» AIM
Report the count of lines below in which the string "租赁期间" occurs; include nothing else.

= = = =

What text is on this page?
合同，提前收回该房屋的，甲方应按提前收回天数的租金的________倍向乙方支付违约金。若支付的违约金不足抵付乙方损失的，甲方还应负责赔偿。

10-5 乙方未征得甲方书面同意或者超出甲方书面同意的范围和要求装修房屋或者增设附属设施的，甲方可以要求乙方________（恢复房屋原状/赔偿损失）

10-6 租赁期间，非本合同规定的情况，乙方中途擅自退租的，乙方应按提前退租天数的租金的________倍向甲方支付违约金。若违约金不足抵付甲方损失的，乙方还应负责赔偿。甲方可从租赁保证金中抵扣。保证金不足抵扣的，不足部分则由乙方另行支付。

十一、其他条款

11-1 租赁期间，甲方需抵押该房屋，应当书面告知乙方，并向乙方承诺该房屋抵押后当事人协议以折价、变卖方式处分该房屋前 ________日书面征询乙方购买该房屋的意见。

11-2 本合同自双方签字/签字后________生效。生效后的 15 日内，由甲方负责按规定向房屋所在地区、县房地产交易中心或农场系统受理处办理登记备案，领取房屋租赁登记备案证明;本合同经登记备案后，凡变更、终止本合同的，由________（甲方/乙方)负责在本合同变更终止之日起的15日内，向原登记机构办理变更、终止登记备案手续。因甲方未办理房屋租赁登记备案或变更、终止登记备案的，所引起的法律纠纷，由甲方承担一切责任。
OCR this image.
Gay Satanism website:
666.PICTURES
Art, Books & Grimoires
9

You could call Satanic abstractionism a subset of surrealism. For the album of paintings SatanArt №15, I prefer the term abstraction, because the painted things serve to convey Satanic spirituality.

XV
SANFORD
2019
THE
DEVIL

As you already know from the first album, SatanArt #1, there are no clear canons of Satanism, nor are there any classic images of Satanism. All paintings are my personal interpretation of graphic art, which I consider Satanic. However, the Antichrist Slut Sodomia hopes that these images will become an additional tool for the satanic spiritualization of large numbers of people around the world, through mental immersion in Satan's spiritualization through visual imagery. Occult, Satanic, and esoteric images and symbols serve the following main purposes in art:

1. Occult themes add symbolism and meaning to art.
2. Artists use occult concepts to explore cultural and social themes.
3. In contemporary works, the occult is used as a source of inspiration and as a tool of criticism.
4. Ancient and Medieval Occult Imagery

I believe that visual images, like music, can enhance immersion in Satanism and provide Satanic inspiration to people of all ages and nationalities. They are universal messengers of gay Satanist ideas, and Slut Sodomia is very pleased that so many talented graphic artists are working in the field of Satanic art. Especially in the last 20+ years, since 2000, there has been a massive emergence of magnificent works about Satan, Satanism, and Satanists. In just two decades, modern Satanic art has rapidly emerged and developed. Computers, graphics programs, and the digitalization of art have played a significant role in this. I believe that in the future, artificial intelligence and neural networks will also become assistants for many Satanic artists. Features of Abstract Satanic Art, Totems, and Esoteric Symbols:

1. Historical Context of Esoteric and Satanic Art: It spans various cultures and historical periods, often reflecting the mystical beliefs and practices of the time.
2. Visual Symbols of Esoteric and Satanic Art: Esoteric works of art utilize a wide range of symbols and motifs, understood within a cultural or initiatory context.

= = = =

» CORRECT OUTPUT
2